> **Objective**
Keep only the lines that hold the string "clock", filtering out the rest of the entries below.

> **Records to process**
--- START ---

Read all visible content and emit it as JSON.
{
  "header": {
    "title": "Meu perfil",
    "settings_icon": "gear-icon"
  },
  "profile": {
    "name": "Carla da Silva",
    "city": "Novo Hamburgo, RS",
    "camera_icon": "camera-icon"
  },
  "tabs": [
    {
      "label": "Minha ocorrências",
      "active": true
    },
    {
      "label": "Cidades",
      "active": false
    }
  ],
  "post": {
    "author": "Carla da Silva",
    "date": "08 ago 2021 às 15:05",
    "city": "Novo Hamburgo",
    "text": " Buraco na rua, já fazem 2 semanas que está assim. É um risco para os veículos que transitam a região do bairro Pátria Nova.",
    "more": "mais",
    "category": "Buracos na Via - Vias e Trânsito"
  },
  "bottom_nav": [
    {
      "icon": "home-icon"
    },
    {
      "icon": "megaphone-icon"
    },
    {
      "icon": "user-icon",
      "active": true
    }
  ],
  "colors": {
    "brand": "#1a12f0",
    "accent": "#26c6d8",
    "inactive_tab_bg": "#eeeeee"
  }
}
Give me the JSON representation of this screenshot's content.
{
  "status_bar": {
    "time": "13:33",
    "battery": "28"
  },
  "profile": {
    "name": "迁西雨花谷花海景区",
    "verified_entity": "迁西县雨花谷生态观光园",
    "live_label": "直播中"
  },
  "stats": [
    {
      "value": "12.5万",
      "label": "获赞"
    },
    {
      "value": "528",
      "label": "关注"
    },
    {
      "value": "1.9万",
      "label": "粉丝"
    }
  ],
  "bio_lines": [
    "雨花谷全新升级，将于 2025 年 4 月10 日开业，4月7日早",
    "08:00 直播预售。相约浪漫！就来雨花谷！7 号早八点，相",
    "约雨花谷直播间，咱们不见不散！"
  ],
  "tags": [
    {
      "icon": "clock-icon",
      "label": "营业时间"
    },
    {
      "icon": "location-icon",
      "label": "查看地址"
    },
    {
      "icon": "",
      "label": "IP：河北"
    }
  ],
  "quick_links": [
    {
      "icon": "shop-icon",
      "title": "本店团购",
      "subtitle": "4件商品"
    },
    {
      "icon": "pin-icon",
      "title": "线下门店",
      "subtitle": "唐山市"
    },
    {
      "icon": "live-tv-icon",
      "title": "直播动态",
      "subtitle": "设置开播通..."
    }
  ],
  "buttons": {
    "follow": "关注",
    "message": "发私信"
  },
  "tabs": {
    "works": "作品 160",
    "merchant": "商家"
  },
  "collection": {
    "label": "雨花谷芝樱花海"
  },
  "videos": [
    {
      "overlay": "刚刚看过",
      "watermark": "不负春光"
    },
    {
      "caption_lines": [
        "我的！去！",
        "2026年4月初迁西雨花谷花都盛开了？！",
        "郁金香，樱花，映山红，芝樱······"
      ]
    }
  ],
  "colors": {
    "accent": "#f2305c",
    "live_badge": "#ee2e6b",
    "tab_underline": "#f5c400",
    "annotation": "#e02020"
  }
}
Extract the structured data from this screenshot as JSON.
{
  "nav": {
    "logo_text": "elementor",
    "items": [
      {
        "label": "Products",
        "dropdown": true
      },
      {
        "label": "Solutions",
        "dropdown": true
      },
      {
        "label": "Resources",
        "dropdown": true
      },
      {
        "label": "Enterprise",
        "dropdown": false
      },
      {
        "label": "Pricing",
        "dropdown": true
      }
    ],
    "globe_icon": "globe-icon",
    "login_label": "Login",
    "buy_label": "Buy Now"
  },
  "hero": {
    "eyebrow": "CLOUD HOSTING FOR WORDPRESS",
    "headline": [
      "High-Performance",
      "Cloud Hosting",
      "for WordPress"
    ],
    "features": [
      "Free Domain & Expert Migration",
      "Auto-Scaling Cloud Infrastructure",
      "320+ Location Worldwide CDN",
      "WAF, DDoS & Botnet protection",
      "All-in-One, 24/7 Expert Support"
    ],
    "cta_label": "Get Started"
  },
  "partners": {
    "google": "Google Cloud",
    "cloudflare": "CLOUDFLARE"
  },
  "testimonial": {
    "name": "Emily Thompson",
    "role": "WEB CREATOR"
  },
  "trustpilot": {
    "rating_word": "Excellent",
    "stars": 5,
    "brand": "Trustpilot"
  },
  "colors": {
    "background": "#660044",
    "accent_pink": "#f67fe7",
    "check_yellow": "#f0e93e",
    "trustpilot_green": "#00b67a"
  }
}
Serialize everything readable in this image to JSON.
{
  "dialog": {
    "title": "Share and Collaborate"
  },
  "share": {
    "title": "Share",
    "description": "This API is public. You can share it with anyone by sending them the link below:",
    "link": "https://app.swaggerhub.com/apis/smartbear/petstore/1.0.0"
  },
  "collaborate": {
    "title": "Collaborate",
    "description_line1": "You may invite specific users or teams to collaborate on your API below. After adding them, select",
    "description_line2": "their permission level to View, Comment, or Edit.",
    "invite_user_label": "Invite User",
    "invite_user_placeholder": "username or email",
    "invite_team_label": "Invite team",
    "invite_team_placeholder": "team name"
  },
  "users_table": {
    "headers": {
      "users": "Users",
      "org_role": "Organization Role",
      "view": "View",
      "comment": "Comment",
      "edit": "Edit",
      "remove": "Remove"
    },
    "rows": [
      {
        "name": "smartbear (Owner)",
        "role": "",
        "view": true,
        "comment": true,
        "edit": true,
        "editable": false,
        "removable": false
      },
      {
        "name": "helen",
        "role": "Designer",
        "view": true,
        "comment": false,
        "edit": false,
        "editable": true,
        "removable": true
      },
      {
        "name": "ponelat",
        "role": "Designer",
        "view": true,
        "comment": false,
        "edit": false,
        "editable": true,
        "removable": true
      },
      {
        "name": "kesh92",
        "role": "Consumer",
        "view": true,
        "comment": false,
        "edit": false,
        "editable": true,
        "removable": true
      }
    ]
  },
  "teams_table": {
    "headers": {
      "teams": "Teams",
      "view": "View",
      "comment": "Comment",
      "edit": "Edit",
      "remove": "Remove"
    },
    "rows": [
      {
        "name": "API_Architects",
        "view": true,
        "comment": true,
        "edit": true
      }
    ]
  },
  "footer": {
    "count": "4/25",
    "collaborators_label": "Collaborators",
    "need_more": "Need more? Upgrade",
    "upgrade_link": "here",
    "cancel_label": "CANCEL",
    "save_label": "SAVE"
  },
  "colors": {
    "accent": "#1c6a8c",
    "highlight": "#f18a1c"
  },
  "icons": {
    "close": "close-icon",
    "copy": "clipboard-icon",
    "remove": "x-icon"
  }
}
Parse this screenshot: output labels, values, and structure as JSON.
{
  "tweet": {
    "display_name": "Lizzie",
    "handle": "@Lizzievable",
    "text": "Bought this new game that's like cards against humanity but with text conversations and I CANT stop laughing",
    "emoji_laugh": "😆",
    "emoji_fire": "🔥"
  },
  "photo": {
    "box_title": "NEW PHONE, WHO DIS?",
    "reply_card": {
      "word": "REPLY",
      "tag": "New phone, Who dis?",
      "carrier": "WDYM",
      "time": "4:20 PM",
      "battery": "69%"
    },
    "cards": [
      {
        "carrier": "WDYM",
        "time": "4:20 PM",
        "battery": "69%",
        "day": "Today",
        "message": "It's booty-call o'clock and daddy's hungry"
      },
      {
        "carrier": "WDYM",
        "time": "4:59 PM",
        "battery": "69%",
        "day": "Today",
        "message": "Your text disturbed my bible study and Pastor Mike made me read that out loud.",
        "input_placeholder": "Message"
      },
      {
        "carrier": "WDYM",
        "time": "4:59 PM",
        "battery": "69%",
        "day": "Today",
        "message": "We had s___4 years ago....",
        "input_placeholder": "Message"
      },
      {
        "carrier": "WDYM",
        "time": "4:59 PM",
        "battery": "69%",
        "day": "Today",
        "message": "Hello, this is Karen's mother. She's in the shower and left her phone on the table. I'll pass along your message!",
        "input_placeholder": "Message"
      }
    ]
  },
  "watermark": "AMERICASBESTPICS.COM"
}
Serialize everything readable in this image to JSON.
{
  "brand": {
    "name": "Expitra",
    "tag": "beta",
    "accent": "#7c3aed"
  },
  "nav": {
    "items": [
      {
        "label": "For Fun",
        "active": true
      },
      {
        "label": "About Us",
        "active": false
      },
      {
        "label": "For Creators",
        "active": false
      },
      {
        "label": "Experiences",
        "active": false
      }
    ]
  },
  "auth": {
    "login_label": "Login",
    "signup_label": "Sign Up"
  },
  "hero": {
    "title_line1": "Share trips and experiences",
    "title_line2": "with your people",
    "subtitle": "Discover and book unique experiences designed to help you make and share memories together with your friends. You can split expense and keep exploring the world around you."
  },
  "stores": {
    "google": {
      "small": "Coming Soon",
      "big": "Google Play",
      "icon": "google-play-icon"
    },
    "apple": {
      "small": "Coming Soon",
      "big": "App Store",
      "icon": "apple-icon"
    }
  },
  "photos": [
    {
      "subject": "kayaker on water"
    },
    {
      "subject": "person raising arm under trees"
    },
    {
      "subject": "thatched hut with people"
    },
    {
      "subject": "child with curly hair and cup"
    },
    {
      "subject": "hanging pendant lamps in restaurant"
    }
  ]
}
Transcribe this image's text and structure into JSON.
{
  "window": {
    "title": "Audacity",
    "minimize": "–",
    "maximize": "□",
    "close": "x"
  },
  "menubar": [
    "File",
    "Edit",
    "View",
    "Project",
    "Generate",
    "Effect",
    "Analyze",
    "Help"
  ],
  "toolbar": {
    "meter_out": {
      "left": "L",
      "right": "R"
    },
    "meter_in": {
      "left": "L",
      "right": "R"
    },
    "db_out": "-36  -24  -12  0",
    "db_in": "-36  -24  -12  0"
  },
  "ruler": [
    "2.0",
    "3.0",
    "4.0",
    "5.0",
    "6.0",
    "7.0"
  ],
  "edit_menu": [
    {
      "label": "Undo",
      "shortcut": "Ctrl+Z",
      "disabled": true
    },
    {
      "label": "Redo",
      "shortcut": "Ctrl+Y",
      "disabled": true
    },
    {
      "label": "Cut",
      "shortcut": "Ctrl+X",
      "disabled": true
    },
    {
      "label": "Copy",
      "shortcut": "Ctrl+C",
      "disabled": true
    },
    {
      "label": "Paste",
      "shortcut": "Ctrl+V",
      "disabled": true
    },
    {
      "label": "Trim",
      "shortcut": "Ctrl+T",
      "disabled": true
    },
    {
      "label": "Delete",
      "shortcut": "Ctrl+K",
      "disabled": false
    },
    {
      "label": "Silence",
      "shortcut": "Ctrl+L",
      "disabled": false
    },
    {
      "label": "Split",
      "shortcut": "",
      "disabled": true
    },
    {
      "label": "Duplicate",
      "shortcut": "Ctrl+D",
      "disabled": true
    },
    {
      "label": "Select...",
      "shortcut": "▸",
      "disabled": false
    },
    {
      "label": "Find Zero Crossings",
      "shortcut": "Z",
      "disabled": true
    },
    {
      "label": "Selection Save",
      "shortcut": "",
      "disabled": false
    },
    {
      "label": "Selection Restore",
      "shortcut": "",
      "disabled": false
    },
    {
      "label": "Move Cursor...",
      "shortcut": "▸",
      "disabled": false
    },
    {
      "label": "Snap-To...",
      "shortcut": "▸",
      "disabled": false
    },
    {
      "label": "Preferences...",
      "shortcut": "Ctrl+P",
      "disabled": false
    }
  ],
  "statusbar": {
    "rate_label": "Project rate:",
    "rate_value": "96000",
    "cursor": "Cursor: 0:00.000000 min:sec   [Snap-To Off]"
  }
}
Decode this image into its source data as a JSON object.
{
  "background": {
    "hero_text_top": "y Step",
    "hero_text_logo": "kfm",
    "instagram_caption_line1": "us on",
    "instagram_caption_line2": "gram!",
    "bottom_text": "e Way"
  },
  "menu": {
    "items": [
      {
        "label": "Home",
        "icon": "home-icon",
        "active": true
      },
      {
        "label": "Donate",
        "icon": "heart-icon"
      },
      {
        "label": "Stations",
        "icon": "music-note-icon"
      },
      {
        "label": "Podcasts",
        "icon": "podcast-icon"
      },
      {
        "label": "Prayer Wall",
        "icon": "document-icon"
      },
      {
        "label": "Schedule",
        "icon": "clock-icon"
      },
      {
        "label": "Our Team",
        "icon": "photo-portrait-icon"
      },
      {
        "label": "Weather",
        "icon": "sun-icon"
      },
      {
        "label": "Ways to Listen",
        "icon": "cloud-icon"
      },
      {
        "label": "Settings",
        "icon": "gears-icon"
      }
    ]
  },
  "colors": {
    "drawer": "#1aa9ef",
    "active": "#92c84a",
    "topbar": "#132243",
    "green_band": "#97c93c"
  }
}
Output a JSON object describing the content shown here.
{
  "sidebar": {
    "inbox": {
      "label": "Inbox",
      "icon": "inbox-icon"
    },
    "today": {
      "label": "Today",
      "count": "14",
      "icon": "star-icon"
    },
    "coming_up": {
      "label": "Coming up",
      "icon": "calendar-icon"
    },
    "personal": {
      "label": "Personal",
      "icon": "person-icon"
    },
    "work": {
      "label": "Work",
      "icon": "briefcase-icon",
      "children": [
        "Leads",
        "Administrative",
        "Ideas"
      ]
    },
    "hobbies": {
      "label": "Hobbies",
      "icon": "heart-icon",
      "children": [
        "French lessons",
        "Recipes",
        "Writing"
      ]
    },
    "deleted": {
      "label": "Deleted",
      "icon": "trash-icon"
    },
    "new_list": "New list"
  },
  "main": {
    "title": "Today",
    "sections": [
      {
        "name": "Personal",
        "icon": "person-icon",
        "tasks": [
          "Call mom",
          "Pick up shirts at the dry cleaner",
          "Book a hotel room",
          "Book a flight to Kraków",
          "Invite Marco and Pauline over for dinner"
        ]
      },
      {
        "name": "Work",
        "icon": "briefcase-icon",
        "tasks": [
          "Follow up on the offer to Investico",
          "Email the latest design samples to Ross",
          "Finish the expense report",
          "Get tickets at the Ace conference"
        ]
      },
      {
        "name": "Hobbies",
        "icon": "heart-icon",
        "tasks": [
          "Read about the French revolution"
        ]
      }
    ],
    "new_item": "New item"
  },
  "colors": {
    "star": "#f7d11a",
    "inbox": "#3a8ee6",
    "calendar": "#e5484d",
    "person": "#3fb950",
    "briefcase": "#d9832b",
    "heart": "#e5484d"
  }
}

--- END ---

> **The answer**
      "icon": "clock-icon",
        "message": "It's booty-call o'clock and daddy's hungry"
        "icon": "clock-icon"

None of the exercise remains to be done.